What the exercise asks
Lines holding the string "ylabel" are the ones to copy from this listing.

──────── Material for this task

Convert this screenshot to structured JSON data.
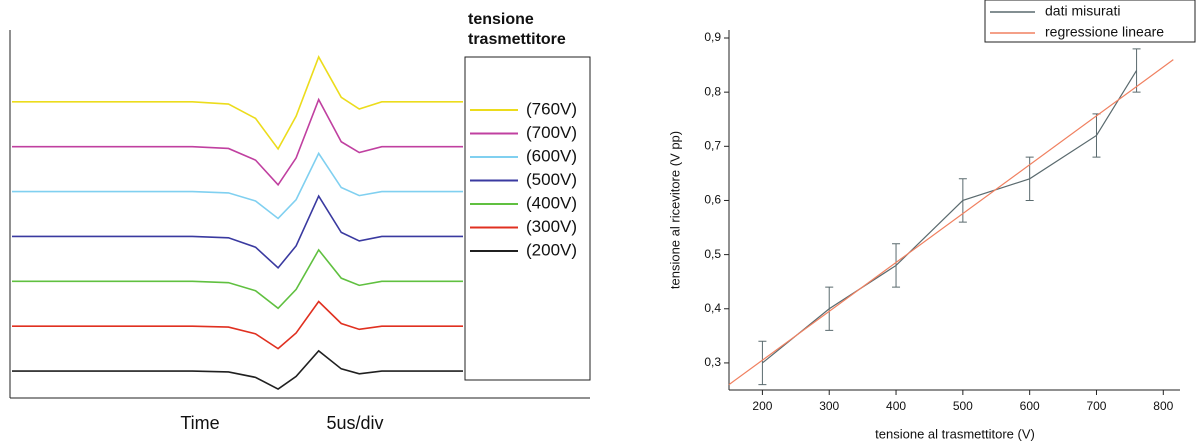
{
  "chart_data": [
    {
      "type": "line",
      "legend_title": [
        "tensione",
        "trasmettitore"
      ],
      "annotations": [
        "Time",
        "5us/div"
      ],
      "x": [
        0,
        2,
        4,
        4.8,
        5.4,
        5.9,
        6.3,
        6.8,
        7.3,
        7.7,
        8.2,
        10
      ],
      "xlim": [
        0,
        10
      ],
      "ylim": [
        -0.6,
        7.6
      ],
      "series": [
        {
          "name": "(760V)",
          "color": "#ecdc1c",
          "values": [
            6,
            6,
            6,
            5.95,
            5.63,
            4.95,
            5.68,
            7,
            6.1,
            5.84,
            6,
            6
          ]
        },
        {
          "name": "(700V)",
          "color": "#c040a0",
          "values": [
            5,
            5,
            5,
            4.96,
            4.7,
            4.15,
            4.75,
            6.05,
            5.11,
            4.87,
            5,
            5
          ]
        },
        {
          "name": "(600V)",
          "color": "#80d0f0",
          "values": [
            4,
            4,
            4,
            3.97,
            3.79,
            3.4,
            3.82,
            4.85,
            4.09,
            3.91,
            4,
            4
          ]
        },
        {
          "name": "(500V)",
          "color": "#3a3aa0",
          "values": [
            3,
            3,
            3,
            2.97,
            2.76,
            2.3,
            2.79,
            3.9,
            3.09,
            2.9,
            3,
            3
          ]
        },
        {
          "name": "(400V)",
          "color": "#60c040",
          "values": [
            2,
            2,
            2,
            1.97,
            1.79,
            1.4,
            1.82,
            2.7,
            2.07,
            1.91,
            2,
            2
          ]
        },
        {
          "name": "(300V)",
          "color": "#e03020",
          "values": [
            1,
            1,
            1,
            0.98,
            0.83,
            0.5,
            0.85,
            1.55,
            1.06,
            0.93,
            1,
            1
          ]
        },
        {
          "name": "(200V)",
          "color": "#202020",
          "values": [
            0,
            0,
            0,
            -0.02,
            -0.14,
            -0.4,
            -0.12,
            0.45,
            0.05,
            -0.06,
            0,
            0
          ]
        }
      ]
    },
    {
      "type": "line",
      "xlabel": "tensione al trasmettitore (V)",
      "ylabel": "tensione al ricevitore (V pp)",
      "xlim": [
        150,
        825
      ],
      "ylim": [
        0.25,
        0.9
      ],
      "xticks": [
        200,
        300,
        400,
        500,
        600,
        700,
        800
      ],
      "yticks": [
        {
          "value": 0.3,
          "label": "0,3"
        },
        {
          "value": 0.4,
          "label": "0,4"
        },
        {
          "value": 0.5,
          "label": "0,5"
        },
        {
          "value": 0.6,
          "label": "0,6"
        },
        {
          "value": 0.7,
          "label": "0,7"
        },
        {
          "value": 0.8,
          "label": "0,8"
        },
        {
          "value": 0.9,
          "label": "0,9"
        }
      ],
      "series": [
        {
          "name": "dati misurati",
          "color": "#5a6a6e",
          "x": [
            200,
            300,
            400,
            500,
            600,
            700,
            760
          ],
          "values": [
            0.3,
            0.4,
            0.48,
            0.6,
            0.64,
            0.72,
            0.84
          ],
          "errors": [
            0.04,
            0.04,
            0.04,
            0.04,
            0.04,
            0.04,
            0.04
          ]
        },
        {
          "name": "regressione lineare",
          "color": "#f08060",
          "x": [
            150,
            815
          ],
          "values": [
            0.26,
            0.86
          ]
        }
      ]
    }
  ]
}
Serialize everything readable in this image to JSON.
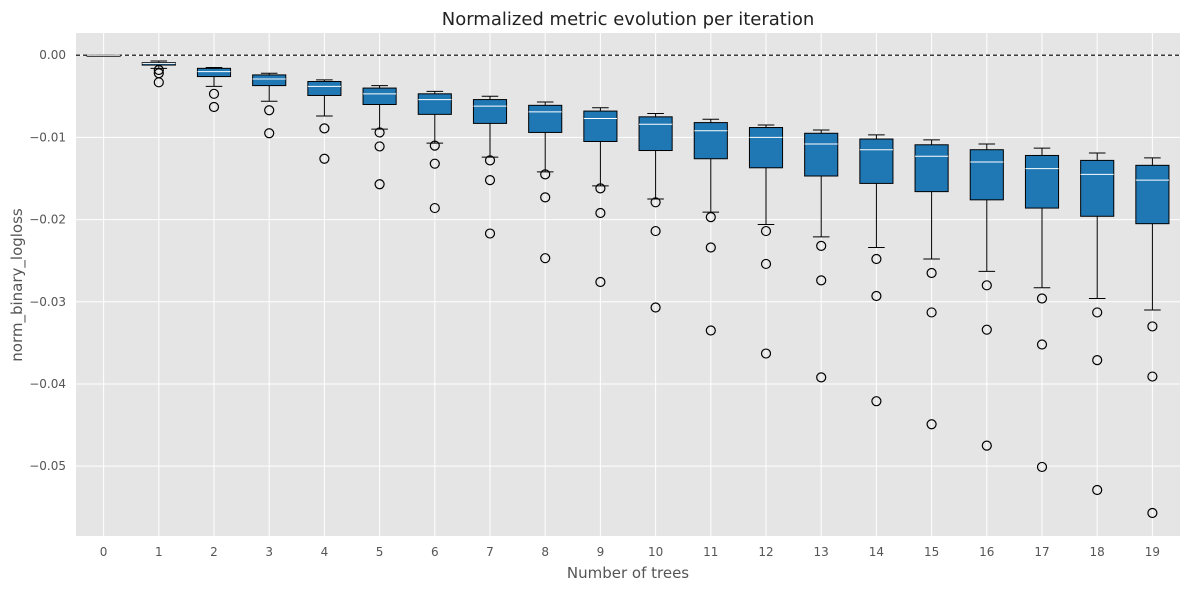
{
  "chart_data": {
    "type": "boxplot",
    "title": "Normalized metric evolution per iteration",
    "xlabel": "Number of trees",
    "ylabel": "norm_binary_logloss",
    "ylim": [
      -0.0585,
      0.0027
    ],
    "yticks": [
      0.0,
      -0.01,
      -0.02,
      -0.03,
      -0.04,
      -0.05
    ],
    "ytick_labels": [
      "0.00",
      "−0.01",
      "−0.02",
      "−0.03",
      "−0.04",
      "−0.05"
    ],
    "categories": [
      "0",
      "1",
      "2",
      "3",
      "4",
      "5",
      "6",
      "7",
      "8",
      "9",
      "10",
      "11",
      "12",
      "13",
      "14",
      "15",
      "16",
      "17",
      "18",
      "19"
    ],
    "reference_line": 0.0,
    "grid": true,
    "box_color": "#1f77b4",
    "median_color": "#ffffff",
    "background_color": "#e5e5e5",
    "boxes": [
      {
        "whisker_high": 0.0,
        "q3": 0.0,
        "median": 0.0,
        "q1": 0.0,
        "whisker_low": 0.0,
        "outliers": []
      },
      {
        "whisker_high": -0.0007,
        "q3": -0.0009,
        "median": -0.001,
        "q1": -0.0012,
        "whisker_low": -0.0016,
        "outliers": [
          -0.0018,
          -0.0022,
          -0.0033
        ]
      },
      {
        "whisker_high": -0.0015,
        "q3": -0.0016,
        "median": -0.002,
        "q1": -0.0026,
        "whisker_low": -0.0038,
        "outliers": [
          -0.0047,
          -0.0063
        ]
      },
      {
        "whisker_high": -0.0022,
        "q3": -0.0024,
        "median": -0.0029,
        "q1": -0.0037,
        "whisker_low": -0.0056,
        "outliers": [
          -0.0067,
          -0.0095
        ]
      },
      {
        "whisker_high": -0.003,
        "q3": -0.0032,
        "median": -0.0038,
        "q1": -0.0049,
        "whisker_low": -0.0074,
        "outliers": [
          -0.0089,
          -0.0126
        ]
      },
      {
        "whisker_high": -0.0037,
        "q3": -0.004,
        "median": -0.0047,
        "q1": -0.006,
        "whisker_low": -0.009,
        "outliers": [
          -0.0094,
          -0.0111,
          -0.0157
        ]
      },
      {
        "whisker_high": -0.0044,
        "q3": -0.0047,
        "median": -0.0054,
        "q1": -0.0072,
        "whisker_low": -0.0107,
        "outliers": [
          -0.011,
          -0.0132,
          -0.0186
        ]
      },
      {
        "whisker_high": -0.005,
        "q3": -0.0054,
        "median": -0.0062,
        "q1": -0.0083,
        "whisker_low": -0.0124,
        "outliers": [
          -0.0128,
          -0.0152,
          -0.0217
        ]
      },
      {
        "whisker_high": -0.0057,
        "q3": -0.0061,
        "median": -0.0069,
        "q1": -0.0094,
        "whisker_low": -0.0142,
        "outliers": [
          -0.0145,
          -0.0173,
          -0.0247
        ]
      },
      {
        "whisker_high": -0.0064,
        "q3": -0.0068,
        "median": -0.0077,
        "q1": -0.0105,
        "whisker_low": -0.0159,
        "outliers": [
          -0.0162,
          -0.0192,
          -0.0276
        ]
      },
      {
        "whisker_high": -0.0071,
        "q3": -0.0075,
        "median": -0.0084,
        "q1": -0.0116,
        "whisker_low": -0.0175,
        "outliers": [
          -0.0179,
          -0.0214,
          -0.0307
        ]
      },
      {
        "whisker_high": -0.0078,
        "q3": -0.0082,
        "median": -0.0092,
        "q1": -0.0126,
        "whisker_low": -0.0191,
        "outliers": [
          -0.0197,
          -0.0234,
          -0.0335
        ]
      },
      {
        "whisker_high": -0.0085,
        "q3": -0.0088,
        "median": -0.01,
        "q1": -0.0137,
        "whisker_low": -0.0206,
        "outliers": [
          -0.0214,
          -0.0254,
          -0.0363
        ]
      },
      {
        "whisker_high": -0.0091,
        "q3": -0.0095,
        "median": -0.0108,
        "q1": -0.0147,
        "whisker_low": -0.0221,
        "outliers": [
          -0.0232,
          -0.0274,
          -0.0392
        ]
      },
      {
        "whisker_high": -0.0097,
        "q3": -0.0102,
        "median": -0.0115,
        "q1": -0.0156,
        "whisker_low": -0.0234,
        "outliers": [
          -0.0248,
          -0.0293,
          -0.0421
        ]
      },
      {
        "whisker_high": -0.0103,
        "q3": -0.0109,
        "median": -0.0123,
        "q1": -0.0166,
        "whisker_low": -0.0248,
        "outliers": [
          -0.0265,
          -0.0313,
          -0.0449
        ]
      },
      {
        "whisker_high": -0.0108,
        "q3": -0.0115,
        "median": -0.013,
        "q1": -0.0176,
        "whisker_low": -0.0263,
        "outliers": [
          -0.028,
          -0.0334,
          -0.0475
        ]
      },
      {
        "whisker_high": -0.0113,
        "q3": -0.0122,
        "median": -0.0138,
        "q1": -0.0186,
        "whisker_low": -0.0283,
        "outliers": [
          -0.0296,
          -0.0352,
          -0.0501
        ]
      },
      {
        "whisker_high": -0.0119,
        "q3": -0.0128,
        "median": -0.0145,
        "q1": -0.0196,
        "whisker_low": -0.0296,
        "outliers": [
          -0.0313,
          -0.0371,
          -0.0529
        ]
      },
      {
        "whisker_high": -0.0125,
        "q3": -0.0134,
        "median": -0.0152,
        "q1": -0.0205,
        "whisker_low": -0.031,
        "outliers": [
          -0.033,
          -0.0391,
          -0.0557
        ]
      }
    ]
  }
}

────────────────

Answer in full
      "ylabel": "tensione al ricevitore (V pp)",
    "ylabel": "norm_binary_logloss",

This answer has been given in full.